▶ [What is asked]
Every entry must be duplicated precisely as written.

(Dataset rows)
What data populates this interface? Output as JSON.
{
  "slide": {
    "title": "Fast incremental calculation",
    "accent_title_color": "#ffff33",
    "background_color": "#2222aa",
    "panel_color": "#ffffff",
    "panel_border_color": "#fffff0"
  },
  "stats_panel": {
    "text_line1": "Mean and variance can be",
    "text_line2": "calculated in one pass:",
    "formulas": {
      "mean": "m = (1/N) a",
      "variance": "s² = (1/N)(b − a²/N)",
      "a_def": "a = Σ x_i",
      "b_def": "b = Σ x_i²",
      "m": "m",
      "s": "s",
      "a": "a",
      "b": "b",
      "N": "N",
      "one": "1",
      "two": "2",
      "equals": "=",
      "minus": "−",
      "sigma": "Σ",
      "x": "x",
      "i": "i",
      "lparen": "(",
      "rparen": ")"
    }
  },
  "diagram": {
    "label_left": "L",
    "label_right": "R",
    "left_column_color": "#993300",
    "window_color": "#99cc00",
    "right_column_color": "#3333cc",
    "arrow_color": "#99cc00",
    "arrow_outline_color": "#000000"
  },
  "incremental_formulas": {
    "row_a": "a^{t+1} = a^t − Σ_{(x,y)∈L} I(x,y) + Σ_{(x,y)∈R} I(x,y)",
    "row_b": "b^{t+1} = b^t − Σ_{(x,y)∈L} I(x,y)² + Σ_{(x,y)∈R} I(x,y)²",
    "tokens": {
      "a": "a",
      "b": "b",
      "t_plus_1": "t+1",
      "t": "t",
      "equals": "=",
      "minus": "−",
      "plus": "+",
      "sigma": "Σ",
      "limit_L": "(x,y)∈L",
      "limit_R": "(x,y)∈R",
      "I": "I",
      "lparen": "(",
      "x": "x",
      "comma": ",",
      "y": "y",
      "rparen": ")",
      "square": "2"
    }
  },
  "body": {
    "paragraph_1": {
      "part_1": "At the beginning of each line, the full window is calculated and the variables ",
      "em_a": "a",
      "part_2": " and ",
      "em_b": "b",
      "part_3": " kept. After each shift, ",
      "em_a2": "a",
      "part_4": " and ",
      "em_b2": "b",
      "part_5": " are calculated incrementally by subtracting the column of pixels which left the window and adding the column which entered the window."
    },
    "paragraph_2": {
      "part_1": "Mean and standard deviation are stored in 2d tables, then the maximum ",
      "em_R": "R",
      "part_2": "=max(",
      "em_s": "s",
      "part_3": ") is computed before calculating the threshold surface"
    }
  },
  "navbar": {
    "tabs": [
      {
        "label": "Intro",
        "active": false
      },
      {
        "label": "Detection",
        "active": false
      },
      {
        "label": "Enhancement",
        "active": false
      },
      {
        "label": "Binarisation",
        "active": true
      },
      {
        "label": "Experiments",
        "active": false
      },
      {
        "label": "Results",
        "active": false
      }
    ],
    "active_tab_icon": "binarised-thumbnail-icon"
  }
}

▶ [Task output]
What data populates this interface? Output as JSON.
{
  "slide": {
    "title": "Fast incremental calculation",
    "accent_title_color": "#ffff33",
    "background_color": "#2222aa",
    "panel_color": "#ffffff",
    "panel_border_color": "#fffff0"
  },
  "stats_panel": {
    "text_line1": "Mean and variance can be",
    "text_line2": "calculated in one pass:",
    "formulas": {
      "mean": "m = (1/N) a",
      "variance": "s² = (1/N)(b − a²/N)",
      "a_def": "a = Σ x_i",
      "b_def": "b = Σ x_i²",
      "m": "m",
      "s": "s",
      "a": "a",
      "b": "b",
      "N": "N",
      "one": "1",
      "two": "2",
      "equals": "=",
      "minus": "−",
      "sigma": "Σ",
      "x": "x",
      "i": "i",
      "lparen": "(",
      "rparen": ")"
    }
  },
  "diagram": {
    "label_left": "L",
    "label_right": "R",
    "left_column_color": "#993300",
    "window_color": "#99cc00",
    "right_column_color": "#3333cc",
    "arrow_color": "#99cc00",
    "arrow_outline_color": "#000000"
  },
  "incremental_formulas": {
    "row_a": "a^{t+1} = a^t − Σ_{(x,y)∈L} I(x,y) + Σ_{(x,y)∈R} I(x,y)",
    "row_b": "b^{t+1} = b^t − Σ_{(x,y)∈L} I(x,y)² + Σ_{(x,y)∈R} I(x,y)²",
    "tokens": {
      "a": "a",
      "b": "b",
      "t_plus_1": "t+1",
      "t": "t",
      "equals": "=",
      "minus": "−",
      "plus": "+",
      "sigma": "Σ",
      "limit_L": "(x,y)∈L",
      "limit_R": "(x,y)∈R",
      "I": "I",
      "lparen": "(",
      "x": "x",
      "comma": ",",
      "y": "y",
      "rparen": ")",
      "square": "2"
    }
  },
  "body": {
    "paragraph_1": {
      "part_1": "At the beginning of each line, the full window is calculated and the variables ",
      "em_a": "a",
      "part_2": " and ",
      "em_b": "b",
      "part_3": " kept. After each shift, ",
      "em_a2": "a",
      "part_4": " and ",
      "em_b2": "b",
      "part_5": " are calculated incrementally by subtracting the column of pixels which left the window and adding the column which entered the window."
    },
    "paragraph_2": {
      "part_1": "Mean and standard deviation are stored in 2d tables, then the maximum ",
      "em_R": "R",
      "part_2": "=max(",
      "em_s": "s",
      "part_3": ") is computed before calculating the threshold surface"
    }
  },
  "navbar": {
    "tabs": [
      {
        "label": "Intro",
        "active": false
      },
      {
        "label": "Detection",
        "active": false
      },
      {
        "label": "Enhancement",
        "active": false
      },
      {
        "label": "Binarisation",
        "active": true
      },
      {
        "label": "Experiments",
        "active": false
      },
      {
        "label": "Results",
        "active": false
      }
    ],
    "active_tab_icon": "binarised-thumbnail-icon"
  }
}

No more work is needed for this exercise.